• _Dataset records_
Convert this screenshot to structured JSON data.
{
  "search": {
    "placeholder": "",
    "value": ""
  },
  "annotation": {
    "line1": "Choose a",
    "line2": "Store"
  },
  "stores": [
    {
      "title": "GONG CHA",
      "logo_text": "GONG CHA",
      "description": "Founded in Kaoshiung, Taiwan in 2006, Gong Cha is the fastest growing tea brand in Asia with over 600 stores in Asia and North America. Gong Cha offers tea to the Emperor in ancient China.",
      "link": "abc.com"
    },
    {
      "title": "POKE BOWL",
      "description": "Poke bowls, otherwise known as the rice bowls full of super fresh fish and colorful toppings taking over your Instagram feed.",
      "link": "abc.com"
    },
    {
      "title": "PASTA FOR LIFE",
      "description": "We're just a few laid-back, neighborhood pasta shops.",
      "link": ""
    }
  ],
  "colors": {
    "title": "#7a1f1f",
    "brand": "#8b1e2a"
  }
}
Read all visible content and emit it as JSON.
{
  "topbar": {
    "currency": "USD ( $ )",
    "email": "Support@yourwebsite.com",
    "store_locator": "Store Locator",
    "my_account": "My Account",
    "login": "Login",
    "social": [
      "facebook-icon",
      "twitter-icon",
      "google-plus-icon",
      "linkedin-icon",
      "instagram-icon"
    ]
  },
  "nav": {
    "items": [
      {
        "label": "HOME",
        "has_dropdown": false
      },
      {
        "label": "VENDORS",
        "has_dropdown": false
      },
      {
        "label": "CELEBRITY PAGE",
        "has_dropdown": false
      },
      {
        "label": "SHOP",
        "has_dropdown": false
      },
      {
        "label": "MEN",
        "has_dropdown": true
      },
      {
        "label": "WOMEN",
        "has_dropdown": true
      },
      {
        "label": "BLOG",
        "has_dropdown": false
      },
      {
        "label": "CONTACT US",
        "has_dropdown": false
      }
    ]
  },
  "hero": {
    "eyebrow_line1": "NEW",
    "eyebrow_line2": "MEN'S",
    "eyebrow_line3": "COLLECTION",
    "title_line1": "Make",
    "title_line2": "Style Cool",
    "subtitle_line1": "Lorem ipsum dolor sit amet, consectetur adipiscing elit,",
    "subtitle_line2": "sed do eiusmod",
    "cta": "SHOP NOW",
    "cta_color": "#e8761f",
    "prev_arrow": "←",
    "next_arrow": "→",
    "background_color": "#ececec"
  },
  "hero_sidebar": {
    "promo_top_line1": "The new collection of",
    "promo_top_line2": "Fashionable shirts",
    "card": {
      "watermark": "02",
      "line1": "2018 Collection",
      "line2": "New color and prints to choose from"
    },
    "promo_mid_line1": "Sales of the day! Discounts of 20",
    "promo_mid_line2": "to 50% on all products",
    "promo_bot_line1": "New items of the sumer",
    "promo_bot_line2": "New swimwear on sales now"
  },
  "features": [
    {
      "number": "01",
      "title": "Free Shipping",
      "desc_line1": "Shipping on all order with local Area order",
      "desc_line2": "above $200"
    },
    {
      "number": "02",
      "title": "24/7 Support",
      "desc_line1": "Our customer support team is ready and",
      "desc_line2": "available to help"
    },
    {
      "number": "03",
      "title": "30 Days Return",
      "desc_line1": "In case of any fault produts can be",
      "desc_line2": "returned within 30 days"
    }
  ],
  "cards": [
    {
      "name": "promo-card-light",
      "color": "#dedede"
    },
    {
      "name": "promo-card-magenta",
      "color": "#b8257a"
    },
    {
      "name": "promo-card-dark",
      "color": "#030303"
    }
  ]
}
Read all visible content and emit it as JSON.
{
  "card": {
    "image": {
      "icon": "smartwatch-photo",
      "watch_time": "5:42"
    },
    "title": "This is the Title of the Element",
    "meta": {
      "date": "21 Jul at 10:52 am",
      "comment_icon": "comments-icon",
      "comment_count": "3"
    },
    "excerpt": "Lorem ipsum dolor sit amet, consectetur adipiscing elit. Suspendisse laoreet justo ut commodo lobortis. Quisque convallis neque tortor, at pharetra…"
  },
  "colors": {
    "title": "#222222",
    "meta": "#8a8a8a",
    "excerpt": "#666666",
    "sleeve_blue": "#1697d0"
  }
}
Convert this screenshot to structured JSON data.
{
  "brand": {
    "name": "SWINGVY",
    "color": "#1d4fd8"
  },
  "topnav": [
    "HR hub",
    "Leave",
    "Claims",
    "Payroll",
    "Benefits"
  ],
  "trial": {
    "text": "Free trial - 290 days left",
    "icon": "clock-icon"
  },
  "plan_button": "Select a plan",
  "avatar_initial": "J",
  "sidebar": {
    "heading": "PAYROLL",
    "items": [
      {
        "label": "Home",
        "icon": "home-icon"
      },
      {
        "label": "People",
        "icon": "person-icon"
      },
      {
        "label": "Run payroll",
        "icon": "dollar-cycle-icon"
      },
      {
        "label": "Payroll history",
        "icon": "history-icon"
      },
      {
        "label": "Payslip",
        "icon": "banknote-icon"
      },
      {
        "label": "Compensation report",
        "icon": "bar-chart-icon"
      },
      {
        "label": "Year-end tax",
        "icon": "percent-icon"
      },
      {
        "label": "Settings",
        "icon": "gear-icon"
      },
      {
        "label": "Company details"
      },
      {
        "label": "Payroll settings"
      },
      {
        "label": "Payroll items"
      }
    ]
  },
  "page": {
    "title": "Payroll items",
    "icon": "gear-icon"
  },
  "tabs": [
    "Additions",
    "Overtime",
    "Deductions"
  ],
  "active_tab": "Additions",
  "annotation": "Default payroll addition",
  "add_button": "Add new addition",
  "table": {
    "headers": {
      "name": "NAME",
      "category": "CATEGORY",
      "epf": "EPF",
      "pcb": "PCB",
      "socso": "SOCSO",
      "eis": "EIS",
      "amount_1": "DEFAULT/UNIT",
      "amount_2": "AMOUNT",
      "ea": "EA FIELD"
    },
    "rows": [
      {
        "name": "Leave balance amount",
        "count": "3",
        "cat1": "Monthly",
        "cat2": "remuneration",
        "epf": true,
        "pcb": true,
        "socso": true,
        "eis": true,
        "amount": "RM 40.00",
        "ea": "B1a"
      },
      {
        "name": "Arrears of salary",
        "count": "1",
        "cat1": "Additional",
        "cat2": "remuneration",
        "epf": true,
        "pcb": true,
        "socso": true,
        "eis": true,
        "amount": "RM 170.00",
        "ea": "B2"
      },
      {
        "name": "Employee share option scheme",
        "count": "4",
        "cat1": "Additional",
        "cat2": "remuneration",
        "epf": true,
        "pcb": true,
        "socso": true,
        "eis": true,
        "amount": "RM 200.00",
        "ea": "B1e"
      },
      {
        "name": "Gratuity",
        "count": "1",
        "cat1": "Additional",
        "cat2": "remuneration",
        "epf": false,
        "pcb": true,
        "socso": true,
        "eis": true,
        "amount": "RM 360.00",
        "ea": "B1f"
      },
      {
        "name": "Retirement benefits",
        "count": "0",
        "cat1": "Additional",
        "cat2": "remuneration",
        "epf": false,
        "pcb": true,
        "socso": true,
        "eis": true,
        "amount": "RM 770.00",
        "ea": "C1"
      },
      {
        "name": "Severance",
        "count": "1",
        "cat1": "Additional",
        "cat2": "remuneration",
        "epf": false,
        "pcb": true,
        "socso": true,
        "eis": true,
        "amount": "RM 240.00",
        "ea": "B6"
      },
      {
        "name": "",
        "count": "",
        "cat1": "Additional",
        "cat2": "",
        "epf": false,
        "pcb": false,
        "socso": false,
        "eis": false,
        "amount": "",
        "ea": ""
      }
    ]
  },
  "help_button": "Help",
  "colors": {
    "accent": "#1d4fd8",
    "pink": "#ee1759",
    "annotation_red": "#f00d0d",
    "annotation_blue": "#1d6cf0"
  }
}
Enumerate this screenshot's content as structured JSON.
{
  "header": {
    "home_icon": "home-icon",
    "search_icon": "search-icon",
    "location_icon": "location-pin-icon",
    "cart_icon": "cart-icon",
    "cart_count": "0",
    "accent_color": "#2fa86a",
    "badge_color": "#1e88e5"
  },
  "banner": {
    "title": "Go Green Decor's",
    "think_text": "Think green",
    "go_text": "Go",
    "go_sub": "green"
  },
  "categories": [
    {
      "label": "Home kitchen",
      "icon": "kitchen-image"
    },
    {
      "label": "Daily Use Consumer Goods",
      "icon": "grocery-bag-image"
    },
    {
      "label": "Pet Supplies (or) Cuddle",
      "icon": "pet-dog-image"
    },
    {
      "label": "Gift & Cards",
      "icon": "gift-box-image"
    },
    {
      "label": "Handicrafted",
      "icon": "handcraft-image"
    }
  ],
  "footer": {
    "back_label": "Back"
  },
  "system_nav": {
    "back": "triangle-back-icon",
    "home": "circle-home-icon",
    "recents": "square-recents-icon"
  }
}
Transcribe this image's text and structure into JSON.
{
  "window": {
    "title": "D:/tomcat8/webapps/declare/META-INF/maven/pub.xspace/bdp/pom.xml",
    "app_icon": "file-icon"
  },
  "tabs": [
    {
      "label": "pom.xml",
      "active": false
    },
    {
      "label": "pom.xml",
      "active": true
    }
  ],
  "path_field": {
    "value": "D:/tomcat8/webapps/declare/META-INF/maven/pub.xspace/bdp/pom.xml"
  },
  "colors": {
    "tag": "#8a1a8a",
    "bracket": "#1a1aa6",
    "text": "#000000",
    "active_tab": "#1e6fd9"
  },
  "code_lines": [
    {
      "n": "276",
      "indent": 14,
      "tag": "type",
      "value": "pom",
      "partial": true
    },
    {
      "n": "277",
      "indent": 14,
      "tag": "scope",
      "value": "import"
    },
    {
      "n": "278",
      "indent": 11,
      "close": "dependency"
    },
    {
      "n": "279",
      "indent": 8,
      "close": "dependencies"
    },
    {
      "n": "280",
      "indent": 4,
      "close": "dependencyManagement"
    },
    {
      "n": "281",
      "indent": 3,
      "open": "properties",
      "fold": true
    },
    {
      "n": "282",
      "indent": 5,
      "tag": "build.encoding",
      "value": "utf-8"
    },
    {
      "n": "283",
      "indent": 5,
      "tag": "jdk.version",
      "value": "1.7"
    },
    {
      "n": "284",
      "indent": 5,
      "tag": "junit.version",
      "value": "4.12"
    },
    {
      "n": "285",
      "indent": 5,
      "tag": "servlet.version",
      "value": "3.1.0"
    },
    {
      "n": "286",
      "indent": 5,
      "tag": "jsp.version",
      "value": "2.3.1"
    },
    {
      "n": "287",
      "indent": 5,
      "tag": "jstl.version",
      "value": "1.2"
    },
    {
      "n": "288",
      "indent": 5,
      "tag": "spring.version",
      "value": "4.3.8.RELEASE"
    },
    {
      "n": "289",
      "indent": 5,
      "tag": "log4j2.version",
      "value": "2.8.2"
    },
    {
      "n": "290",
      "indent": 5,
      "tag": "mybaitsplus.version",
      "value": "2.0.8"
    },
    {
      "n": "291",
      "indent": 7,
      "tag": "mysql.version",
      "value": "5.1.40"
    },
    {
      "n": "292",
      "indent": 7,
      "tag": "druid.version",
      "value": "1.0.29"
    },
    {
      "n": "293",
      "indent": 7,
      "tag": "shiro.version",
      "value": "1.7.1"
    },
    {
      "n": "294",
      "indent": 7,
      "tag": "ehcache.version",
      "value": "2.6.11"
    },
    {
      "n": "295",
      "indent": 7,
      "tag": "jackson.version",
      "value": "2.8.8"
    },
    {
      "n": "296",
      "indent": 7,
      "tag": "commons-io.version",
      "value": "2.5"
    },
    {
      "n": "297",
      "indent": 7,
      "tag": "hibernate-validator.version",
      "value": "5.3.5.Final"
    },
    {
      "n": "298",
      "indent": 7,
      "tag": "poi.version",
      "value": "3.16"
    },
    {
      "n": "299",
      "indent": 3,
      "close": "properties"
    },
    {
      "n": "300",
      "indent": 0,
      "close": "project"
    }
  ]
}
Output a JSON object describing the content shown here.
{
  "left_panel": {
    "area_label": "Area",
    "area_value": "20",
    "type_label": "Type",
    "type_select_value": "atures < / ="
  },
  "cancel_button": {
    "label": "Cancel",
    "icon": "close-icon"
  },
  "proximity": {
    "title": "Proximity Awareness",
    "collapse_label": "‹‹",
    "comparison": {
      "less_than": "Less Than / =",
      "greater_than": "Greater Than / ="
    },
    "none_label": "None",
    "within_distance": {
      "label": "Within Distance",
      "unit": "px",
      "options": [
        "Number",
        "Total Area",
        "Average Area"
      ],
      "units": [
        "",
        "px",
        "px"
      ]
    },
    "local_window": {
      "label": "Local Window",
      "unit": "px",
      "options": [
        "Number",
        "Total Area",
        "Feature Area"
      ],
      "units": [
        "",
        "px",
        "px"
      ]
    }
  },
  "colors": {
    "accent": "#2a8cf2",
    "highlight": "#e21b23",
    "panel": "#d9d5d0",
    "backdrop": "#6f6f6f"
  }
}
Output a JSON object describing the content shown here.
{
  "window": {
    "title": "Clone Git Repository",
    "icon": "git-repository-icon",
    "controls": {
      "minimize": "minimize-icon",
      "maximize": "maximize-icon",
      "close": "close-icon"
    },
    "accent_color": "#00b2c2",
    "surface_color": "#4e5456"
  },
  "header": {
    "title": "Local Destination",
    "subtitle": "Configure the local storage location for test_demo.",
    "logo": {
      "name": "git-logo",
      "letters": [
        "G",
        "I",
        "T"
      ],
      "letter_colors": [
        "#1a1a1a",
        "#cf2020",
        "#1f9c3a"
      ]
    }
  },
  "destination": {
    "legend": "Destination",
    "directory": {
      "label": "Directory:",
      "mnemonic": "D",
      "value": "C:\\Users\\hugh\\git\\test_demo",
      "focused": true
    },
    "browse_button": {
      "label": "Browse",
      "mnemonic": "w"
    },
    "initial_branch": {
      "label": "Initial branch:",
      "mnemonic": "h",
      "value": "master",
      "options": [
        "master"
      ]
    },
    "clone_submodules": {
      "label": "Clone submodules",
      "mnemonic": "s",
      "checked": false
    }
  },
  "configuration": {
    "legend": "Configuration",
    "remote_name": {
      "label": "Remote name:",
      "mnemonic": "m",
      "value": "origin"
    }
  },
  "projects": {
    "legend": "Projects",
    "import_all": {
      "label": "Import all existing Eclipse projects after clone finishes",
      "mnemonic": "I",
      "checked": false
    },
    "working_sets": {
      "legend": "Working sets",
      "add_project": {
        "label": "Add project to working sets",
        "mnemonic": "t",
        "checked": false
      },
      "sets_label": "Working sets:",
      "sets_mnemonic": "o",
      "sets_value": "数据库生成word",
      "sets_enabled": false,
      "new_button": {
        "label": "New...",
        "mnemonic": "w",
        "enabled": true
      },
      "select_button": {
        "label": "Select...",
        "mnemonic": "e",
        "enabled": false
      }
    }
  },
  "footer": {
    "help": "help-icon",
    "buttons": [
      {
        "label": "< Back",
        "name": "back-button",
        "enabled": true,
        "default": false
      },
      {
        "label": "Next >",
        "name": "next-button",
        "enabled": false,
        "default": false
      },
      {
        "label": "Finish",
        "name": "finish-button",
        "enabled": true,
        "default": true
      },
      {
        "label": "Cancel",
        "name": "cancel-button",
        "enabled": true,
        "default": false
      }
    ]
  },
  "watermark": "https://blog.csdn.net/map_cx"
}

• _INSTRUCTIONS FOR THE TASK_
Look through the material and say how many lines hold "consectetur". Give the number only.

• _FINISHED ANSWER_
2